WHAT THE TASK ASKS:
Output every line below without omitting or altering anything.

** START **

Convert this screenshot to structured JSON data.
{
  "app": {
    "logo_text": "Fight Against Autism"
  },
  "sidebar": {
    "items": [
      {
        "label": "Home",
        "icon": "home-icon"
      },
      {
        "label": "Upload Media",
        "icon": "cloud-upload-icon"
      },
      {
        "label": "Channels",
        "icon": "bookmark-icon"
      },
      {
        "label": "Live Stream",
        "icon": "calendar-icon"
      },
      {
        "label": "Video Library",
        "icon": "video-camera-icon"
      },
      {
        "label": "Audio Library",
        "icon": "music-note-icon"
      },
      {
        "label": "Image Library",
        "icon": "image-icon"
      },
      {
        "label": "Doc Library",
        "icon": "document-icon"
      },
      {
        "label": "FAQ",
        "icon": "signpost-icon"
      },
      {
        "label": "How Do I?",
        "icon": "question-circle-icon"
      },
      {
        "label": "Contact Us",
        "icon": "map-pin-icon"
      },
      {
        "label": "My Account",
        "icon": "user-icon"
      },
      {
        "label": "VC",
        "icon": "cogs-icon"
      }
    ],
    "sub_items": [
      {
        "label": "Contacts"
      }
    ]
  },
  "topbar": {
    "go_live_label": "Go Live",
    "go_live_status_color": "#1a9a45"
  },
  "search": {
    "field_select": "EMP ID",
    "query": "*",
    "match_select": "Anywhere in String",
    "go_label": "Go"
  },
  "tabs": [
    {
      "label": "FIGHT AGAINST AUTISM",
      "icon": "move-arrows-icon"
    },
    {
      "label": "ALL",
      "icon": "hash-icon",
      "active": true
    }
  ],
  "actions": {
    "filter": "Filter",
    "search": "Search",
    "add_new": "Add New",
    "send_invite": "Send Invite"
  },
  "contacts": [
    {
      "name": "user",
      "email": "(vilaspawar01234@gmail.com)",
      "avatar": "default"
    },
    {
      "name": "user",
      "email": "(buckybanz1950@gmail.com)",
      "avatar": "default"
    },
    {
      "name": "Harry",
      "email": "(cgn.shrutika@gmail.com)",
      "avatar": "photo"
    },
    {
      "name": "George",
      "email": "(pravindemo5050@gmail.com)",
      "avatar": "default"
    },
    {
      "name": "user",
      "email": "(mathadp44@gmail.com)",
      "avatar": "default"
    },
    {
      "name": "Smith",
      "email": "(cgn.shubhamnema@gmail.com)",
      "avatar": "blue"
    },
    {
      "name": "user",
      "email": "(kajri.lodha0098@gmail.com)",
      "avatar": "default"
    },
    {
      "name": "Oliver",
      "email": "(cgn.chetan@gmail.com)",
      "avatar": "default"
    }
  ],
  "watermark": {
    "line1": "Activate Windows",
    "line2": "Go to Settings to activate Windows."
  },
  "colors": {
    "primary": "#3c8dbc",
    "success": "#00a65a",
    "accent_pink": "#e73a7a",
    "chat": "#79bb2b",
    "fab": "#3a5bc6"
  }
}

** END **

EXERCISE OUTPUT:
Convert this screenshot to structured JSON data.
{
  "app": {
    "logo_text": "Fight Against Autism"
  },
  "sidebar": {
    "items": [
      {
        "label": "Home",
        "icon": "home-icon"
      },
      {
        "label": "Upload Media",
        "icon": "cloud-upload-icon"
      },
      {
        "label": "Channels",
        "icon": "bookmark-icon"
      },
      {
        "label": "Live Stream",
        "icon": "calendar-icon"
      },
      {
        "label": "Video Library",
        "icon": "video-camera-icon"
      },
      {
        "label": "Audio Library",
        "icon": "music-note-icon"
      },
      {
        "label": "Image Library",
        "icon": "image-icon"
      },
      {
        "label": "Doc Library",
        "icon": "document-icon"
      },
      {
        "label": "FAQ",
        "icon": "signpost-icon"
      },
      {
        "label": "How Do I?",
        "icon": "question-circle-icon"
      },
      {
        "label": "Contact Us",
        "icon": "map-pin-icon"
      },
      {
        "label": "My Account",
        "icon": "user-icon"
      },
      {
        "label": "VC",
        "icon": "cogs-icon"
      }
    ],
    "sub_items": [
      {
        "label": "Contacts"
      }
    ]
  },
  "topbar": {
    "go_live_label": "Go Live",
    "go_live_status_color": "#1a9a45"
  },
  "search": {
    "field_select": "EMP ID",
    "query": "*",
    "match_select": "Anywhere in String",
    "go_label": "Go"
  },
  "tabs": [
    {
      "label": "FIGHT AGAINST AUTISM",
      "icon": "move-arrows-icon"
    },
    {
      "label": "ALL",
      "icon": "hash-icon",
      "active": true
    }
  ],
  "actions": {
    "filter": "Filter",
    "search": "Search",
    "add_new": "Add New",
    "send_invite": "Send Invite"
  },
  "contacts": [
    {
      "name": "user",
      "email": "(vilaspawar01234@gmail.com)",
      "avatar": "default"
    },
    {
      "name": "user",
      "email": "(buckybanz1950@gmail.com)",
      "avatar": "default"
    },
    {
      "name": "Harry",
      "email": "(cgn.shrutika@gmail.com)",
      "avatar": "photo"
    },
    {
      "name": "George",
      "email": "(pravindemo5050@gmail.com)",
      "avatar": "default"
    },
    {
      "name": "user",
      "email": "(mathadp44@gmail.com)",
      "avatar": "default"
    },
    {
      "name": "Smith",
      "email": "(cgn.shubhamnema@gmail.com)",
      "avatar": "blue"
    },
    {
      "name": "user",
      "email": "(kajri.lodha0098@gmail.com)",
      "avatar": "default"
    },
    {
      "name": "Oliver",
      "email": "(cgn.chetan@gmail.com)",
      "avatar": "default"
    }
  ],
  "watermark": {
    "line1": "Activate Windows",
    "line2": "Go to Settings to activate Windows."
  },
  "colors": {
    "primary": "#3c8dbc",
    "success": "#00a65a",
    "accent_pink": "#e73a7a",
    "chat": "#79bb2b",
    "fab": "#3a5bc6"
  }
}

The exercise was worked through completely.